**Given task**
Copy out lines with the word "values" from the material that follows.

══════════

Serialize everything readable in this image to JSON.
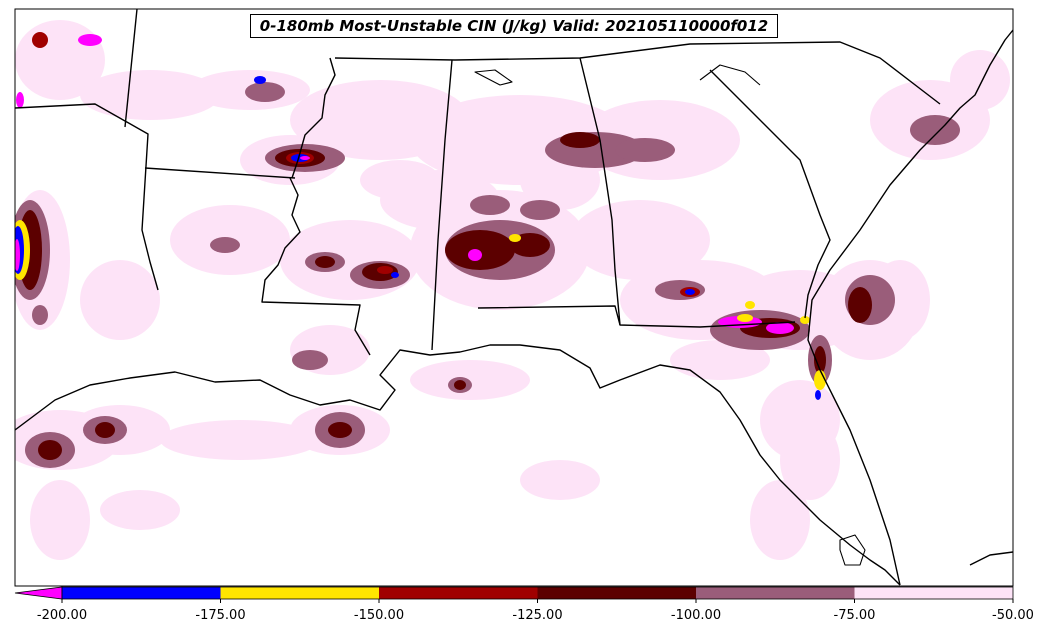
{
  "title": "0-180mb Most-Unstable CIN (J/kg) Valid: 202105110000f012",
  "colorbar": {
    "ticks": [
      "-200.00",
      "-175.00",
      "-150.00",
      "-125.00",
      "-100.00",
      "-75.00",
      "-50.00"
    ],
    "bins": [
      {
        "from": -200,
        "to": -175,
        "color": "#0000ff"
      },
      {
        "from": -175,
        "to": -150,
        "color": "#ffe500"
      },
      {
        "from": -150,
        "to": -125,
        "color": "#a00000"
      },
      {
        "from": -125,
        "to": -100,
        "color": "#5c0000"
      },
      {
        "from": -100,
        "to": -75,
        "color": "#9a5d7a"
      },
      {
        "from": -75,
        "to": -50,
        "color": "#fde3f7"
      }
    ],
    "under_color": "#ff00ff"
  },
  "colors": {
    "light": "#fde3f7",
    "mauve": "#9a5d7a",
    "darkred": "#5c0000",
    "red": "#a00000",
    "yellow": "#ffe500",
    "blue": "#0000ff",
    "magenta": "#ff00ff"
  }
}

══════════

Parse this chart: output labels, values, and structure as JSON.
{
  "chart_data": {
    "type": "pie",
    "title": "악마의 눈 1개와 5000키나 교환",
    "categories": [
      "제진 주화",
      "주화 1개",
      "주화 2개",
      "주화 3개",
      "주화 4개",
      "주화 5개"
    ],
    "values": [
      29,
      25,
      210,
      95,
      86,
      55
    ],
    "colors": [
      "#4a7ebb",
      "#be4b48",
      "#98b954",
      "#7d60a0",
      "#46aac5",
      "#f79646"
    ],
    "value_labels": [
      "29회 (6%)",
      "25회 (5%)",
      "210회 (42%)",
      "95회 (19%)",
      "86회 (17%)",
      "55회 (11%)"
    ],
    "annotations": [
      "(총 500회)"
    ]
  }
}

══════════

**Solution for this exercise**
Parse this chart: output labels, values, and structure as JSON.
    "values": [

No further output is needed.